> WHAT THIS TASK INVOLVES
In the material below, find each line holding the string "icon" and copy it.

> DATA PROVIDED
^^^^^^^^^^^^^^^^

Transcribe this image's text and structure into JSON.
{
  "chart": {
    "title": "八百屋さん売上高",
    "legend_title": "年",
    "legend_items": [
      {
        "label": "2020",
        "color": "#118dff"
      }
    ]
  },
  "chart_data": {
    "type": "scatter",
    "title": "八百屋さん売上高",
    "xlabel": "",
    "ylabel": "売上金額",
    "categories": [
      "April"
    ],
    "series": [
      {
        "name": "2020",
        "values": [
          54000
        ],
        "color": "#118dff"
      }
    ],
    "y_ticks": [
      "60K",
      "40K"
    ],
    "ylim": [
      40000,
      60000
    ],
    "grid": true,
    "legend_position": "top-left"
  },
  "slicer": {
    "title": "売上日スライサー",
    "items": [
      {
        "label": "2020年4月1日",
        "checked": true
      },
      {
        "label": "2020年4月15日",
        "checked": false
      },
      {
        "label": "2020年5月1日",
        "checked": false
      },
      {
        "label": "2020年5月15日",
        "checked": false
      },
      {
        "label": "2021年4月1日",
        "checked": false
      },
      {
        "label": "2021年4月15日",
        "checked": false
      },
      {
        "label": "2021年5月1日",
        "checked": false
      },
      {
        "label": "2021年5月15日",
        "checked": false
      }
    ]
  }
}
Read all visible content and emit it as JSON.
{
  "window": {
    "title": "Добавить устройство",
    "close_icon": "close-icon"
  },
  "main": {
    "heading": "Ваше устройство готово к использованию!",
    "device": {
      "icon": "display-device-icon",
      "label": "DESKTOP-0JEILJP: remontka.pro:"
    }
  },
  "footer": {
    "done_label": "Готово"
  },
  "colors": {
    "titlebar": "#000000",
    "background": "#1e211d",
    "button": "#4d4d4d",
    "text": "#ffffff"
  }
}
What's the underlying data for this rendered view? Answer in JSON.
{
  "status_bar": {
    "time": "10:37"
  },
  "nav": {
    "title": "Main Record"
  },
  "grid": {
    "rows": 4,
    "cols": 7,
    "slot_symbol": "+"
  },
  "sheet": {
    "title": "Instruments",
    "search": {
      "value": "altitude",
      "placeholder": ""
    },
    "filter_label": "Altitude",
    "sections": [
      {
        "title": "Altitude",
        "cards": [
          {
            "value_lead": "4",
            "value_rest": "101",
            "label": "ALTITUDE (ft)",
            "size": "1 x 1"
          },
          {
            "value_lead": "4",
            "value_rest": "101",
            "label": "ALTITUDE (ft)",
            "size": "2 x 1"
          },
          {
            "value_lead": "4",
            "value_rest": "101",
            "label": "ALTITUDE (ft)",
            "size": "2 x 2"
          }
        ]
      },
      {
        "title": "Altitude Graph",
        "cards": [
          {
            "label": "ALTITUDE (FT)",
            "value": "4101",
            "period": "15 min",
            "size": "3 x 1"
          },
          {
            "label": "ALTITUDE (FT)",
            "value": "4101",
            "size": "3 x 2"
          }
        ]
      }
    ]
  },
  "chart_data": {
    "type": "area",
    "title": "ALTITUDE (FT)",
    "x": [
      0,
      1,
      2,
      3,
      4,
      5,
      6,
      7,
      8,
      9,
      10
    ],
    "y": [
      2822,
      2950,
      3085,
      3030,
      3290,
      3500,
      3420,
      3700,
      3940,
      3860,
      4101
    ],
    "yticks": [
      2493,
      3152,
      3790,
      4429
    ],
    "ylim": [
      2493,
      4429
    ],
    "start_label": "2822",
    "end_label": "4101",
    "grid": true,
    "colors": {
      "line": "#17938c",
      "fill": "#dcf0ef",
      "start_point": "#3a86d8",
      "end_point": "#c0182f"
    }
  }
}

^^^^^^^^^^^^^^^^

> PROBLEM SOLUTION
    "close_icon": "close-icon"
      "icon": "display-device-icon",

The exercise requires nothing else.